◆ **Task requirements**: Give only one thing: the number of lines that include the word "user".

Dataset items
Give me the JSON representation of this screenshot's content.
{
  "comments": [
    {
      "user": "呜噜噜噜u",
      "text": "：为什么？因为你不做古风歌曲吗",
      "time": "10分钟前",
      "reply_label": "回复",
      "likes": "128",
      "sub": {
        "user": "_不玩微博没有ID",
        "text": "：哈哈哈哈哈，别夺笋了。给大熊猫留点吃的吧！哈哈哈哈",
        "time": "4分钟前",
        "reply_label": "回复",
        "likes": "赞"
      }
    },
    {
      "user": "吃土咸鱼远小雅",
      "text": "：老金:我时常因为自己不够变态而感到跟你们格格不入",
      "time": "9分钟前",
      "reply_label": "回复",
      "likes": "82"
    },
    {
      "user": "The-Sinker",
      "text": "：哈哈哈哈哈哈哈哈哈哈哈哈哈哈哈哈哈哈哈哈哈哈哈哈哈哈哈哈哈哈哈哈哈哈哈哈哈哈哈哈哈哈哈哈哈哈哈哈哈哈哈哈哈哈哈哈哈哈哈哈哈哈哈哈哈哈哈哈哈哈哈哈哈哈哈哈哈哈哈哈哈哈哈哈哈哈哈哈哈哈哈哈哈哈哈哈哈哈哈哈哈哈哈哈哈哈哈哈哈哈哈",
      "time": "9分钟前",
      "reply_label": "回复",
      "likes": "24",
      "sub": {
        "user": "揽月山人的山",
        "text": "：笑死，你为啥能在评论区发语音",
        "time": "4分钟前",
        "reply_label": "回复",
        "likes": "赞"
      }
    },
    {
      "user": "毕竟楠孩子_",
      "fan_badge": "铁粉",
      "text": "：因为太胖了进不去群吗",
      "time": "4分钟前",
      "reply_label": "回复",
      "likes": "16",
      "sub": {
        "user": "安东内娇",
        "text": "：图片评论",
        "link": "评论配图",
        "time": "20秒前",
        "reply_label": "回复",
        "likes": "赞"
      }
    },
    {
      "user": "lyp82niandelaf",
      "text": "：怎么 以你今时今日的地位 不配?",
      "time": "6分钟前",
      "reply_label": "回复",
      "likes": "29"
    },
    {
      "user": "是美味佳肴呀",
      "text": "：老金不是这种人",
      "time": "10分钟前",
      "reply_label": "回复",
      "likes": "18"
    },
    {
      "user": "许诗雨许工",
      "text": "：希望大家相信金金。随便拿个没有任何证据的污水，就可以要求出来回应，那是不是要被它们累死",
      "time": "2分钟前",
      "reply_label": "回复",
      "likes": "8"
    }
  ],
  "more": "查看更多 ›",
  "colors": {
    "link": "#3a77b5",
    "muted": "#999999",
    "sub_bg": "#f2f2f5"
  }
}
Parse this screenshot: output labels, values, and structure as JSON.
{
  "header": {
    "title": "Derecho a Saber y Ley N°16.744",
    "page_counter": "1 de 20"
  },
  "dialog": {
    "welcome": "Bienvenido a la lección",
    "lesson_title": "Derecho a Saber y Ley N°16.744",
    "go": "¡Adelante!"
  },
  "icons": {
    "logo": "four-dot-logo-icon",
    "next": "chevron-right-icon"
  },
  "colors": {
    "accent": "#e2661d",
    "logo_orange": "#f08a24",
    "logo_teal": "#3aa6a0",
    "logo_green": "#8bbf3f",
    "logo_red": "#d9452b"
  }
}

◆ **Exercise answer**: 10